Exercise requirements ▸ Tell how many lines contain the word "will". Reply with the number only.

Material to process ▸
================

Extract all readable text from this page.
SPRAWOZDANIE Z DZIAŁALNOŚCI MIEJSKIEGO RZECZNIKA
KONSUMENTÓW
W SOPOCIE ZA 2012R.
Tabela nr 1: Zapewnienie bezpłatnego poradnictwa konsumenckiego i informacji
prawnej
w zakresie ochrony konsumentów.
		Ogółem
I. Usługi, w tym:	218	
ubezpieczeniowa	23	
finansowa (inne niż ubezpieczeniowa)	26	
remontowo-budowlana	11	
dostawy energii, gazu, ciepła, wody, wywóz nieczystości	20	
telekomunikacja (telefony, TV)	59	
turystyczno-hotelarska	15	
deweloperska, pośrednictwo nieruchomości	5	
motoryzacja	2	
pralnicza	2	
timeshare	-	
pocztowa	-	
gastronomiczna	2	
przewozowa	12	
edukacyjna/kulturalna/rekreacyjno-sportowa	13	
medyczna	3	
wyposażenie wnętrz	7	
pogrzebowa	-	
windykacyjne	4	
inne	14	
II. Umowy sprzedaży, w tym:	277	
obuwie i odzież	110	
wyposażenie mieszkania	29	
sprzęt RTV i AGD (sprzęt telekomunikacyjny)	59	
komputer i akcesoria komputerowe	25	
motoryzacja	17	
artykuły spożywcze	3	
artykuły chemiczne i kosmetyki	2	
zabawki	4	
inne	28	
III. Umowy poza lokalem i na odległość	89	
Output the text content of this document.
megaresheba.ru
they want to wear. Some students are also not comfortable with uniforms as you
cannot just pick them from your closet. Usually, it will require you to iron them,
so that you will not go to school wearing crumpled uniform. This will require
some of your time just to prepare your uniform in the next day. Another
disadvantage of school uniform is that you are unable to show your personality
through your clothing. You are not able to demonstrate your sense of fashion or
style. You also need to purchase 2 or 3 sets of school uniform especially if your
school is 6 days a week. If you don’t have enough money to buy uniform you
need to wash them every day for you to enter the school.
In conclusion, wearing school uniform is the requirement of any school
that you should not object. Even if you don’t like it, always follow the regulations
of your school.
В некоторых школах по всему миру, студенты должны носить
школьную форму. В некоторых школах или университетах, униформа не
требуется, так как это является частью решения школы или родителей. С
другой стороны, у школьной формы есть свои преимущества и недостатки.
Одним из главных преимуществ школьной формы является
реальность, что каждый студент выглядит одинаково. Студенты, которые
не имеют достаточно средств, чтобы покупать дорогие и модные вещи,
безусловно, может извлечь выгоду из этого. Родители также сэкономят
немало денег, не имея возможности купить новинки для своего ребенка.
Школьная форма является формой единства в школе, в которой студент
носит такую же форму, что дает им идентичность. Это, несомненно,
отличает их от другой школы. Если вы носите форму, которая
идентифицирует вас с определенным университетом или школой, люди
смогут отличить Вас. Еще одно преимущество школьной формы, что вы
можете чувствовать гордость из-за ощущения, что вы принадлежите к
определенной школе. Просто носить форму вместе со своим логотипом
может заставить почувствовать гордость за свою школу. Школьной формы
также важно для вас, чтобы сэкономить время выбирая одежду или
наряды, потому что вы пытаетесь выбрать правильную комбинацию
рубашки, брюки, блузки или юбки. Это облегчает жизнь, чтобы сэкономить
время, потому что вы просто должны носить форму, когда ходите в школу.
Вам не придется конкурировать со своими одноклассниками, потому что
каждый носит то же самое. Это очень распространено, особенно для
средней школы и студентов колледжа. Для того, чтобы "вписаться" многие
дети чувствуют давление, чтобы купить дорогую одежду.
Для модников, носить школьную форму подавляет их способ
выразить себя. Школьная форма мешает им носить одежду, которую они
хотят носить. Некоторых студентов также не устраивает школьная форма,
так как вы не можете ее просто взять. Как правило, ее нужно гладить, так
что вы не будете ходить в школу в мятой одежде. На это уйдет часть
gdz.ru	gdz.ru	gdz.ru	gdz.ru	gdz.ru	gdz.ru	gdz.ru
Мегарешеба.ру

================

Answer to the exercise ▸ 2